** BEGIN **
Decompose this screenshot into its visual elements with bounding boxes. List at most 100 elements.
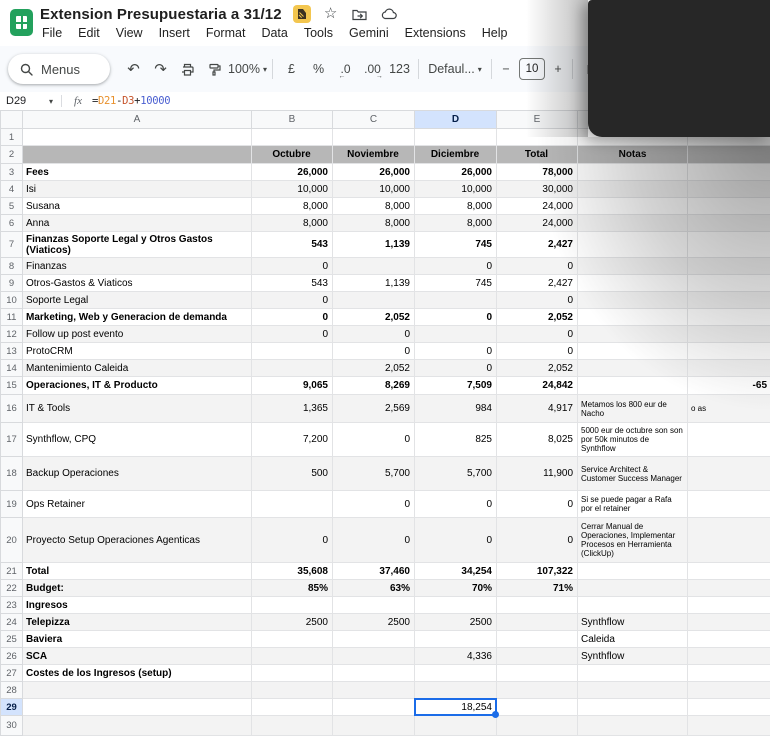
font-size-input[interactable]: 10 — [519, 58, 545, 80]
cell-B12[interactable]: 0 — [252, 326, 333, 343]
cell-F29[interactable] — [578, 699, 688, 716]
row-header-5[interactable]: 5 — [1, 198, 23, 215]
cell-C17[interactable]: 0 — [333, 423, 415, 457]
cell-C19[interactable]: 0 — [333, 491, 415, 518]
cell-F12[interactable] — [578, 326, 688, 343]
cell-E24[interactable] — [497, 614, 578, 631]
cell-E6[interactable]: 24,000 — [497, 215, 578, 232]
cell-D16[interactable]: 984 — [415, 395, 497, 423]
cell-E16[interactable]: 4,917 — [497, 395, 578, 423]
cell-B10[interactable]: 0 — [252, 292, 333, 309]
cell-G14[interactable] — [688, 360, 770, 377]
cell-A11[interactable]: Marketing, Web y Generacion de demanda — [23, 309, 252, 326]
row-header-18[interactable]: 18 — [1, 457, 23, 491]
cell-E10[interactable]: 0 — [497, 292, 578, 309]
cell-G5[interactable] — [688, 198, 770, 215]
cell-B24[interactable]: 2500 — [252, 614, 333, 631]
cell-E11[interactable]: 2,052 — [497, 309, 578, 326]
cell-F18[interactable]: Service Architect & Customer Success Man… — [578, 457, 688, 491]
column-header-C[interactable]: C — [333, 111, 415, 129]
cell-D25[interactable] — [415, 631, 497, 648]
cell-G3[interactable] — [688, 164, 770, 181]
row-header-9[interactable]: 9 — [1, 275, 23, 292]
cell-A12[interactable]: Follow up post evento — [23, 326, 252, 343]
menu-edit[interactable]: Edit — [70, 25, 108, 41]
cell-A25[interactable]: Baviera — [23, 631, 252, 648]
cell-B9[interactable]: 543 — [252, 275, 333, 292]
cell-E7[interactable]: 2,427 — [497, 232, 578, 258]
cell-A6[interactable]: Anna — [23, 215, 252, 232]
cell-A10[interactable]: Soporte Legal — [23, 292, 252, 309]
cell-D1[interactable] — [415, 129, 497, 146]
cell-B7[interactable]: 543 — [252, 232, 333, 258]
cell-B19[interactable] — [252, 491, 333, 518]
row-header-20[interactable]: 20 — [1, 518, 23, 563]
cell-F13[interactable] — [578, 343, 688, 360]
cell-A23[interactable]: Ingresos — [23, 597, 252, 614]
row-header-3[interactable]: 3 — [1, 164, 23, 181]
cell-D4[interactable]: 10,000 — [415, 181, 497, 198]
row-header-29[interactable]: 29 — [1, 699, 23, 716]
cell-B1[interactable] — [252, 129, 333, 146]
cell-C22[interactable]: 63% — [333, 580, 415, 597]
cell-D14[interactable]: 0 — [415, 360, 497, 377]
cell-F28[interactable] — [578, 682, 688, 699]
cell-F17[interactable]: 5000 eur de octubre son son por 50k minu… — [578, 423, 688, 457]
cell-F22[interactable] — [578, 580, 688, 597]
cell-F3[interactable] — [578, 164, 688, 181]
cell-B27[interactable] — [252, 665, 333, 682]
menu-gemini[interactable]: Gemini — [341, 25, 397, 41]
cell-C29[interactable] — [333, 699, 415, 716]
cell-A8[interactable]: Finanzas — [23, 258, 252, 275]
cell-A16[interactable]: IT & Tools — [23, 395, 252, 423]
row-header-8[interactable]: 8 — [1, 258, 23, 275]
cell-D9[interactable]: 745 — [415, 275, 497, 292]
cell-B28[interactable] — [252, 682, 333, 699]
cell-E4[interactable]: 30,000 — [497, 181, 578, 198]
cell-E18[interactable]: 11,900 — [497, 457, 578, 491]
cloud-status-icon[interactable] — [380, 5, 398, 23]
cell-B16[interactable]: 1,365 — [252, 395, 333, 423]
cell-F7[interactable] — [578, 232, 688, 258]
cell-C18[interactable]: 5,700 — [333, 457, 415, 491]
cell-D10[interactable] — [415, 292, 497, 309]
cell-C26[interactable] — [333, 648, 415, 665]
cell-F23[interactable] — [578, 597, 688, 614]
cell-G27[interactable] — [688, 665, 770, 682]
cell-D19[interactable]: 0 — [415, 491, 497, 518]
row-header-10[interactable]: 10 — [1, 292, 23, 309]
cell-A30[interactable] — [23, 716, 252, 736]
menu-help[interactable]: Help — [474, 25, 516, 41]
cell-G30[interactable] — [688, 716, 770, 736]
cell-A27[interactable]: Costes de los Ingresos (setup) — [23, 665, 252, 682]
row-header-6[interactable]: 6 — [1, 215, 23, 232]
print-button[interactable] — [174, 56, 201, 82]
cell-B14[interactable] — [252, 360, 333, 377]
cell-G29[interactable] — [688, 699, 770, 716]
cell-D29[interactable]: 18,254 — [415, 699, 497, 716]
cell-D5[interactable]: 8,000 — [415, 198, 497, 215]
menu-file[interactable]: File — [34, 25, 70, 41]
cell-G18[interactable] — [688, 457, 770, 491]
font-family-select[interactable]: Defaul...▾ — [424, 56, 486, 82]
cell-B26[interactable] — [252, 648, 333, 665]
cell-reference-box[interactable]: D29 — [0, 95, 46, 107]
cell-D12[interactable] — [415, 326, 497, 343]
cell-D20[interactable]: 0 — [415, 518, 497, 563]
cell-F26[interactable]: Synthflow — [578, 648, 688, 665]
cell-E2[interactable]: Total — [497, 146, 578, 164]
cell-B6[interactable]: 8,000 — [252, 215, 333, 232]
cell-A5[interactable]: Susana — [23, 198, 252, 215]
cell-G23[interactable] — [688, 597, 770, 614]
cell-D22[interactable]: 70% — [415, 580, 497, 597]
menu-extensions[interactable]: Extensions — [397, 25, 474, 41]
cell-A18[interactable]: Backup Operaciones — [23, 457, 252, 491]
cell-A13[interactable]: ProtoCRM — [23, 343, 252, 360]
row-header-1[interactable]: 1 — [1, 129, 23, 146]
cell-B21[interactable]: 35,608 — [252, 563, 333, 580]
cell-E25[interactable] — [497, 631, 578, 648]
cell-C8[interactable] — [333, 258, 415, 275]
cell-D11[interactable]: 0 — [415, 309, 497, 326]
cell-C28[interactable] — [333, 682, 415, 699]
cell-A19[interactable]: Ops Retainer — [23, 491, 252, 518]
** END **
Short task
Copy out every line of the records above word for word, leaving out the pictures.

Response to this task
Decompose this screenshot into its visual elements with bounding boxes. List at most 100 elements.
font-size-input[interactable]: 10 — [519, 58, 545, 80]
cell-B12[interactable]: 0 — [252, 326, 333, 343]
cell-F29[interactable] — [578, 699, 688, 716]
row-header-5[interactable]: 5 — [1, 198, 23, 215]
cell-C17[interactable]: 0 — [333, 423, 415, 457]
cell-C19[interactable]: 0 — [333, 491, 415, 518]
cell-F12[interactable] — [578, 326, 688, 343]
cell-E24[interactable] — [497, 614, 578, 631]
cell-E6[interactable]: 24,000 — [497, 215, 578, 232]
cell-D16[interactable]: 984 — [415, 395, 497, 423]
cell-E16[interactable]: 4,917 — [497, 395, 578, 423]
cell-B10[interactable]: 0 — [252, 292, 333, 309]
cell-G14[interactable] — [688, 360, 770, 377]
cell-A11[interactable]: Marketing, Web y Generacion de demanda — [23, 309, 252, 326]
row-header-18[interactable]: 18 — [1, 457, 23, 491]
cell-E10[interactable]: 0 — [497, 292, 578, 309]
cell-G5[interactable] — [688, 198, 770, 215]
cell-B24[interactable]: 2500 — [252, 614, 333, 631]
cell-E11[interactable]: 2,052 — [497, 309, 578, 326]
cell-F18[interactable]: Service Architect & Customer Success Man… — [578, 457, 688, 491]
column-header-C[interactable]: C — [333, 111, 415, 129]
cell-D25[interactable] — [415, 631, 497, 648]
cell-G3[interactable] — [688, 164, 770, 181]
row-header-9[interactable]: 9 — [1, 275, 23, 292]
cell-A12[interactable]: Follow up post evento — [23, 326, 252, 343]
menu-edit[interactable]: Edit — [70, 25, 108, 41]
cell-A25[interactable]: Baviera — [23, 631, 252, 648]
cell-B9[interactable]: 543 — [252, 275, 333, 292]
cell-E7[interactable]: 2,427 — [497, 232, 578, 258]
cell-A6[interactable]: Anna — [23, 215, 252, 232]
cell-A10[interactable]: Soporte Legal — [23, 292, 252, 309]
cell-D1[interactable] — [415, 129, 497, 146]
cell-B7[interactable]: 543 — [252, 232, 333, 258]
cell-B19[interactable] — [252, 491, 333, 518]
row-header-20[interactable]: 20 — [1, 518, 23, 563]
cell-F13[interactable] — [578, 343, 688, 360]
cell-A23[interactable]: Ingresos — [23, 597, 252, 614]
row-header-3[interactable]: 3 — [1, 164, 23, 181]
cell-D4[interactable]: 10,000 — [415, 181, 497, 198]
row-header-29[interactable]: 29 — [1, 699, 23, 716]
cell-B1[interactable] — [252, 129, 333, 146]
cell-C22[interactable]: 63% — [333, 580, 415, 597]
cell-D14[interactable]: 0 — [415, 360, 497, 377]
cell-F28[interactable] — [578, 682, 688, 699]
cell-F17[interactable]: 5000 eur de octubre son son por 50k minu… — [578, 423, 688, 457]
cell-F22[interactable] — [578, 580, 688, 597]
cell-F3[interactable] — [578, 164, 688, 181]
cell-B27[interactable] — [252, 665, 333, 682]
menu-gemini[interactable]: Gemini — [341, 25, 397, 41]
cell-C29[interactable] — [333, 699, 415, 716]
cell-A8[interactable]: Finanzas — [23, 258, 252, 275]
cell-A16[interactable]: IT & Tools — [23, 395, 252, 423]
row-header-8[interactable]: 8 — [1, 258, 23, 275]
cell-D9[interactable]: 745 — [415, 275, 497, 292]
cell-B28[interactable] — [252, 682, 333, 699]
cell-E4[interactable]: 30,000 — [497, 181, 578, 198]
cell-E18[interactable]: 11,900 — [497, 457, 578, 491]
cloud-status-icon[interactable] — [380, 5, 398, 23]
cell-B16[interactable]: 1,365 — [252, 395, 333, 423]
cell-F7[interactable] — [578, 232, 688, 258]
cell-C18[interactable]: 5,700 — [333, 457, 415, 491]
cell-D10[interactable] — [415, 292, 497, 309]
cell-C26[interactable] — [333, 648, 415, 665]
cell-F23[interactable] — [578, 597, 688, 614]
cell-G27[interactable] — [688, 665, 770, 682]
cell-D19[interactable]: 0 — [415, 491, 497, 518]
row-header-10[interactable]: 10 — [1, 292, 23, 309]
cell-A30[interactable] — [23, 716, 252, 736]
menu-help[interactable]: Help — [474, 25, 516, 41]
cell-G30[interactable] — [688, 716, 770, 736]
cell-A27[interactable]: Costes de los Ingresos (setup) — [23, 665, 252, 682]
row-header-6[interactable]: 6 — [1, 215, 23, 232]
print-button[interactable] — [174, 56, 201, 82]
cell-B14[interactable] — [252, 360, 333, 377]
cell-G29[interactable] — [688, 699, 770, 716]
cell-D29[interactable]: 18,254 — [415, 699, 497, 716]
cell-D5[interactable]: 8,000 — [415, 198, 497, 215]
menu-file[interactable]: File — [34, 25, 70, 41]
cell-G18[interactable] — [688, 457, 770, 491]
font-family-select[interactable]: Defaul...▾ — [424, 56, 486, 82]
cell-B26[interactable] — [252, 648, 333, 665]
cell-reference-box[interactable]: D29 — [0, 95, 46, 107]
cell-D12[interactable] — [415, 326, 497, 343]
cell-D20[interactable]: 0 — [415, 518, 497, 563]
cell-F26[interactable]: Synthflow — [578, 648, 688, 665]
cell-E2[interactable]: Total — [497, 146, 578, 164]
cell-B6[interactable]: 8,000 — [252, 215, 333, 232]
cell-A5[interactable]: Susana — [23, 198, 252, 215]
cell-G23[interactable] — [688, 597, 770, 614]
cell-D22[interactable]: 70% — [415, 580, 497, 597]
menu-extensions[interactable]: Extensions — [397, 25, 474, 41]
cell-A18[interactable]: Backup Operaciones — [23, 457, 252, 491]
cell-A13[interactable]: ProtoCRM — [23, 343, 252, 360]
row-header-1[interactable]: 1 — [1, 129, 23, 146]
cell-B21[interactable]: 35,608 — [252, 563, 333, 580]
cell-E25[interactable] — [497, 631, 578, 648]
cell-C8[interactable] — [333, 258, 415, 275]
cell-D11[interactable]: 0 — [415, 309, 497, 326]
cell-C28[interactable] — [333, 682, 415, 699]
cell-A19[interactable]: Ops Retainer — [23, 491, 252, 518]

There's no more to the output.